To do: Locate every line in the records below that contains the word "emmental", and copy each one.

Source data:
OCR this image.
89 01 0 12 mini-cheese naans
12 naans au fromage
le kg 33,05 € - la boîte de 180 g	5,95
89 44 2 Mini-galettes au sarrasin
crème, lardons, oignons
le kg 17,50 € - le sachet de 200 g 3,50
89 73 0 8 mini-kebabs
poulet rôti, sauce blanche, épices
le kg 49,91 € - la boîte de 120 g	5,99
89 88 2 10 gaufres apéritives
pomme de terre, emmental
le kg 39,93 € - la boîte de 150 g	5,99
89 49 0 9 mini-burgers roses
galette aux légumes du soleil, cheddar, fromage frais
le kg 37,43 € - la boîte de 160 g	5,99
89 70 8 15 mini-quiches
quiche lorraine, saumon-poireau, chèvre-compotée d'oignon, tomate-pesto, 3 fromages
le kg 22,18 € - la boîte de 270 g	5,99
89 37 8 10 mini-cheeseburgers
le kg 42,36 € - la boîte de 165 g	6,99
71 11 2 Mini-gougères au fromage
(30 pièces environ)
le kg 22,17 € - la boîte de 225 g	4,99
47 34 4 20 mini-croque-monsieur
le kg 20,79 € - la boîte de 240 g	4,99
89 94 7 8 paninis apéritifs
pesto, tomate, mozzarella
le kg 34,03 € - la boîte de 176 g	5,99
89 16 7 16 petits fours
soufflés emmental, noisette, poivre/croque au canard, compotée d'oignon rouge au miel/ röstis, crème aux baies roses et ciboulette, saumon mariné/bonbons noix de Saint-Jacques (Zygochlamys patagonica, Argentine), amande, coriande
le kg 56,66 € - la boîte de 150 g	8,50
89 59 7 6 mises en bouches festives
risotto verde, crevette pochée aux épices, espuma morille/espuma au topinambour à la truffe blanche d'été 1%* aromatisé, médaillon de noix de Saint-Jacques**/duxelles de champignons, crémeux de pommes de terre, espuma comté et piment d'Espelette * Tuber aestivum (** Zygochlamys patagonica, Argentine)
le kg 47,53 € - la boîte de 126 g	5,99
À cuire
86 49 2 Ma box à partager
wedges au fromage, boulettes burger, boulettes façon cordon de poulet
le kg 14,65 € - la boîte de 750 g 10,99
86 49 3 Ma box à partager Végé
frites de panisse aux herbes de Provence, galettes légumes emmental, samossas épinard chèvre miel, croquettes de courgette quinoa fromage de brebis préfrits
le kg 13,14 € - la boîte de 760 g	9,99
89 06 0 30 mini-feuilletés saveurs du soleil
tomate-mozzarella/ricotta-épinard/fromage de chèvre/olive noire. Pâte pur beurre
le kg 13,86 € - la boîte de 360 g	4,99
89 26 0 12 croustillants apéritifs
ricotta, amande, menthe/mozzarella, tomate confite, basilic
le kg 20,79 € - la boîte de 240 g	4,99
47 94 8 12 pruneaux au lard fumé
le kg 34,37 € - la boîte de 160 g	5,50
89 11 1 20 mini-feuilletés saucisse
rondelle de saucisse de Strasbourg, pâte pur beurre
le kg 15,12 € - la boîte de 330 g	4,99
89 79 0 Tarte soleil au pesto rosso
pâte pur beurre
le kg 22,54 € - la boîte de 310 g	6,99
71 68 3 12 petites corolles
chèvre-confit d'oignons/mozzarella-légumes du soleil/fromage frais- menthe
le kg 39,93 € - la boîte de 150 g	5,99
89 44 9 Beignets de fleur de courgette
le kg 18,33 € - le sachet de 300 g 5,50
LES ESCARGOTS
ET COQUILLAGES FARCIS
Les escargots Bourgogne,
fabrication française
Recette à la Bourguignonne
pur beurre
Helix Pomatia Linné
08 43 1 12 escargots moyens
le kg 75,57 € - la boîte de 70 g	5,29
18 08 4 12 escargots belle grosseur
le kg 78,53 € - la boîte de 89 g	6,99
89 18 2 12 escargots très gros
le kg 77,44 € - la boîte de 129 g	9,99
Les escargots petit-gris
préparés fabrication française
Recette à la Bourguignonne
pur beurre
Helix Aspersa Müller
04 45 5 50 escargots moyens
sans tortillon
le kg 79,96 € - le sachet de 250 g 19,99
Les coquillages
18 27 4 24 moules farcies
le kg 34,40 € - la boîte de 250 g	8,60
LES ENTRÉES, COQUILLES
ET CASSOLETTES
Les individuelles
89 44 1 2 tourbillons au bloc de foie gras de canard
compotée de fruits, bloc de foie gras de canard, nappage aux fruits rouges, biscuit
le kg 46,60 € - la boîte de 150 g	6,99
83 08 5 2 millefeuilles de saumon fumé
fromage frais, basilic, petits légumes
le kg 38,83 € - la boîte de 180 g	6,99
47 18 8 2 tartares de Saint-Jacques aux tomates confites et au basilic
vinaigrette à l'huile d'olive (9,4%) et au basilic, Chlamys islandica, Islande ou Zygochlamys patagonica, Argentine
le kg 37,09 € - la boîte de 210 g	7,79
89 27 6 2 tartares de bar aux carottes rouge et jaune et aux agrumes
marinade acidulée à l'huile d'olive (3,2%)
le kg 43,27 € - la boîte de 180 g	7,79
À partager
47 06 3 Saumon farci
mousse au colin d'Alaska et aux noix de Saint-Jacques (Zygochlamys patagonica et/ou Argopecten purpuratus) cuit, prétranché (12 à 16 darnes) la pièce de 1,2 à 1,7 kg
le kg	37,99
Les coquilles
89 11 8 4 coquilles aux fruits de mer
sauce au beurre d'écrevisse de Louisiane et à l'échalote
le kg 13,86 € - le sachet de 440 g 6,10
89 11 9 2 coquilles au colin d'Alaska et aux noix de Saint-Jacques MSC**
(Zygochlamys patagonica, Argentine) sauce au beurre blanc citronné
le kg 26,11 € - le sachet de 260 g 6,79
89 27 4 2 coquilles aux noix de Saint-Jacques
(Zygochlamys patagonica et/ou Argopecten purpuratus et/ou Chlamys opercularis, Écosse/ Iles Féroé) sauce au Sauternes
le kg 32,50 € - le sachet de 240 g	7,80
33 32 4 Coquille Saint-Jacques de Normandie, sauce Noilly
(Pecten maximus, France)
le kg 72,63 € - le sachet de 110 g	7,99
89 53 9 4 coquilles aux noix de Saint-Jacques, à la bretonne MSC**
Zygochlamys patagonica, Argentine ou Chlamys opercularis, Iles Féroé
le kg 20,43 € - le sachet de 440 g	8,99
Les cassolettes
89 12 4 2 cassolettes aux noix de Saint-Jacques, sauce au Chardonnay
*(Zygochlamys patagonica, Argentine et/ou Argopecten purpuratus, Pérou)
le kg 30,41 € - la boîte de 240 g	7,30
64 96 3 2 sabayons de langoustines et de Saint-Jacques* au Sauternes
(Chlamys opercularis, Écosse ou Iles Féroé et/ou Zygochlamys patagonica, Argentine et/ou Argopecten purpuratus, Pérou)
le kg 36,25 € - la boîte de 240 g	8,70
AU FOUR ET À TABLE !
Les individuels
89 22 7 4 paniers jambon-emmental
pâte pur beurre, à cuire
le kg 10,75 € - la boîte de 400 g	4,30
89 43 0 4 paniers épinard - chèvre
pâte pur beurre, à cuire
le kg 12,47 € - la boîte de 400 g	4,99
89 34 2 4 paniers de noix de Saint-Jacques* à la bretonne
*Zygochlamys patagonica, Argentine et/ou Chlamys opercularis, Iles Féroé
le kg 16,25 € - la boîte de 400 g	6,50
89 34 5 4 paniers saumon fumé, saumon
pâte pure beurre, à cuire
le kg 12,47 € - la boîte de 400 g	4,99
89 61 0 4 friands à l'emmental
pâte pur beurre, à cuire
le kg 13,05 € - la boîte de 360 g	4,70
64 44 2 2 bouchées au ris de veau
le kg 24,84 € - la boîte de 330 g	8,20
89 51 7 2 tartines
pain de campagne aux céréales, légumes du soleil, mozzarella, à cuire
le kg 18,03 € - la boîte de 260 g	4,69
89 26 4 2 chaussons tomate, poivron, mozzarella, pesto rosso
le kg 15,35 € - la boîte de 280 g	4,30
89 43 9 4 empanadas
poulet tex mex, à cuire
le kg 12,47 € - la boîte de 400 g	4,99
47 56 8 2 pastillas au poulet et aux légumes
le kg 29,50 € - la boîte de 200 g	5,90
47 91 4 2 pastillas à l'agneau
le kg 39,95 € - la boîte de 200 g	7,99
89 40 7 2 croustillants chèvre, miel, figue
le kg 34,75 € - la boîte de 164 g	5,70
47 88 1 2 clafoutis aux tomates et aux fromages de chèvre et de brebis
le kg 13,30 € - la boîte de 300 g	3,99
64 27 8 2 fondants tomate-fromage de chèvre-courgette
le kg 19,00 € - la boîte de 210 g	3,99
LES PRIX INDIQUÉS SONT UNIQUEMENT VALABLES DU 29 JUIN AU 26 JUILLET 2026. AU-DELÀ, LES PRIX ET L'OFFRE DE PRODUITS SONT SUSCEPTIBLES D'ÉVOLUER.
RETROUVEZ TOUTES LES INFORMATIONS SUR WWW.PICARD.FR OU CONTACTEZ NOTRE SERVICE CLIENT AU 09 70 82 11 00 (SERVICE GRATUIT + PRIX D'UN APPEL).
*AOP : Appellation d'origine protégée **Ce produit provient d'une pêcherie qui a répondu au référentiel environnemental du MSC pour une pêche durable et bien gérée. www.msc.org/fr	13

Right answer:
pomme de terre, emmental
soufflés emmental, noisette, poivre/croque au canard, compotée d'oignon rouge au miel/ röstis, crème aux baies roses et ciboulette, saumon mariné/bonbons noix de Saint-Jacques (Zygochlamys patagonica, Argentine), amande, coriande
frites de panisse aux herbes de Provence, galettes légumes emmental, samossas épinard chèvre miel, croquettes de courgette quinoa fromage de brebis préfrits
89 22 7 4 paniers jambon-emmental
89 61 0 4 friands à l'emmental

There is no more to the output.